» **Problem**:
Say only how many lines contain the word "account".

## START Exercise materials

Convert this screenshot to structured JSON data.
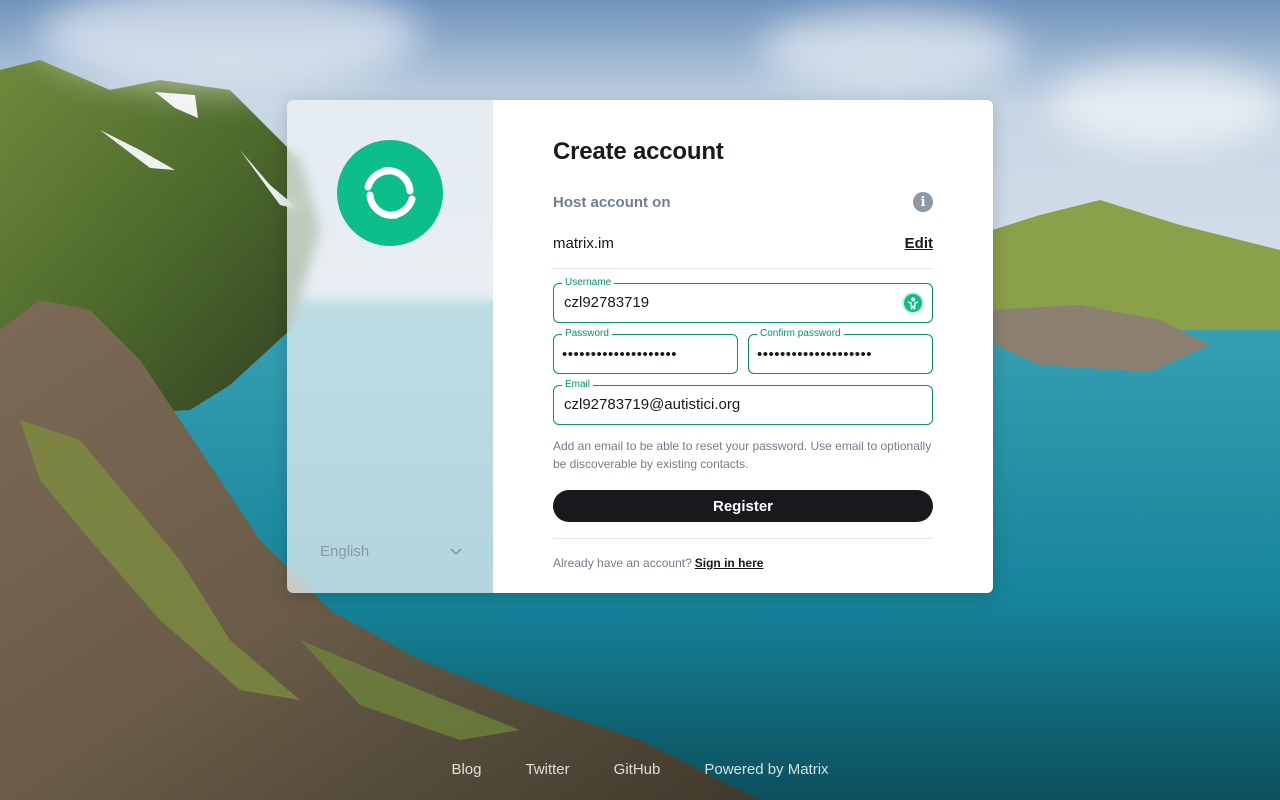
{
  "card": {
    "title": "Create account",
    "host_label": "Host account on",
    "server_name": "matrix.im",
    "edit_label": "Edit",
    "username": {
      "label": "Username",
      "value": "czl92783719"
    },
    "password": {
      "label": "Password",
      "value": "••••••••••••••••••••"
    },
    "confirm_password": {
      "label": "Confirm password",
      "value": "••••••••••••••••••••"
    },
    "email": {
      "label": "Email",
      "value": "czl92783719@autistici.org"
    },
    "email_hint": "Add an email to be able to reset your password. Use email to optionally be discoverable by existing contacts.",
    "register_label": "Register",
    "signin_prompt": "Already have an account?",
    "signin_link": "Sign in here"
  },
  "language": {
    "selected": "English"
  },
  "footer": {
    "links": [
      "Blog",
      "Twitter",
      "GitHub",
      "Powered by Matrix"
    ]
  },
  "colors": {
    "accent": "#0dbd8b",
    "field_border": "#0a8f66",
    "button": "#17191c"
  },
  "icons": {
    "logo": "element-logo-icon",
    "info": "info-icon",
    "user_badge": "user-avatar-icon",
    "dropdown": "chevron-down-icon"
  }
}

## END Exercise materials
## START Exercise materials

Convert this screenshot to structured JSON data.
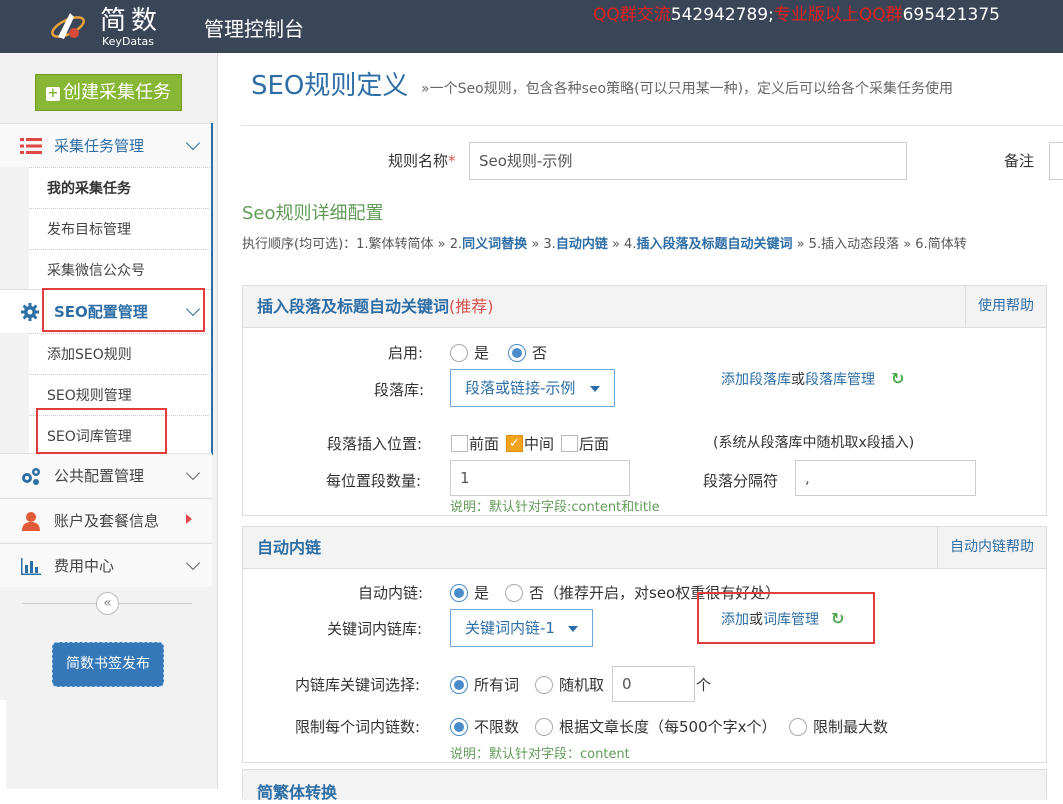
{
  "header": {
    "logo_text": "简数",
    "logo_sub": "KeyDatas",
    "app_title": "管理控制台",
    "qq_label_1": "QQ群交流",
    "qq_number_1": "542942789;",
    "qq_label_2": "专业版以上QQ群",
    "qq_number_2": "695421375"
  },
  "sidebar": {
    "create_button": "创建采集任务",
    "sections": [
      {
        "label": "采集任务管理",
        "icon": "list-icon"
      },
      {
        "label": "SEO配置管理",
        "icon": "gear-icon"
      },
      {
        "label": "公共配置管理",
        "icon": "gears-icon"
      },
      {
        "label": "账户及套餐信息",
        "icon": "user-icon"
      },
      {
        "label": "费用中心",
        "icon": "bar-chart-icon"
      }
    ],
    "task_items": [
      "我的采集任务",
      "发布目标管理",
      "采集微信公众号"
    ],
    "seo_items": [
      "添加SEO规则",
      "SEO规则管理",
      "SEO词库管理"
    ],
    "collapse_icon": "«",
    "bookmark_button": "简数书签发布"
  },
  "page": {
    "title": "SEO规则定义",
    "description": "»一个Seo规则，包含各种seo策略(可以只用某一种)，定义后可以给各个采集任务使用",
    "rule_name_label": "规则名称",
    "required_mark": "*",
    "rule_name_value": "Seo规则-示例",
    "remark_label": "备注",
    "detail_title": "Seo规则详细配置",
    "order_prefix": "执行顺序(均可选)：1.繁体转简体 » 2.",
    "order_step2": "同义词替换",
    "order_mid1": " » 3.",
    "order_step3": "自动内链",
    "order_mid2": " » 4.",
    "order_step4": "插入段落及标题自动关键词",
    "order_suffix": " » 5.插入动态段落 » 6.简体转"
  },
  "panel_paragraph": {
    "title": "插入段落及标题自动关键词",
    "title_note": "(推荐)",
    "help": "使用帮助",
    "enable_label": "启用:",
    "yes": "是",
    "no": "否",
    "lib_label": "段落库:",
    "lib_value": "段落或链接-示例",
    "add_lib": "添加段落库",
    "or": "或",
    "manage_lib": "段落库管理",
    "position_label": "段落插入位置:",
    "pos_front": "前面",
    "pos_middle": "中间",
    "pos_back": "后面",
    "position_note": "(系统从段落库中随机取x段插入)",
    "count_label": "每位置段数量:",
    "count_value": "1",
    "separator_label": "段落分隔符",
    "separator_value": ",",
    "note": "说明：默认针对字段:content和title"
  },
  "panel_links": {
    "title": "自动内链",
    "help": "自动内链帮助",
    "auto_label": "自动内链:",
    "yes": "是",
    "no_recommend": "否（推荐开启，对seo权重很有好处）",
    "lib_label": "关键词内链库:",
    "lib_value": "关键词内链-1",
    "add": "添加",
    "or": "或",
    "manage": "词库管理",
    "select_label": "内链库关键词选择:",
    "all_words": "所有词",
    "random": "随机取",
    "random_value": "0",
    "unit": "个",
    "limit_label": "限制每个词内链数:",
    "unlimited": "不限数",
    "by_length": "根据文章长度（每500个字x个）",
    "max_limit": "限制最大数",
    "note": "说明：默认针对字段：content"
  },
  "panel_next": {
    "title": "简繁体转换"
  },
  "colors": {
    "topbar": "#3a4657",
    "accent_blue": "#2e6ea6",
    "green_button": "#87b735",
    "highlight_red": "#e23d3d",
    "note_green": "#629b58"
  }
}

## END Exercise materials

» **Task answer**:
3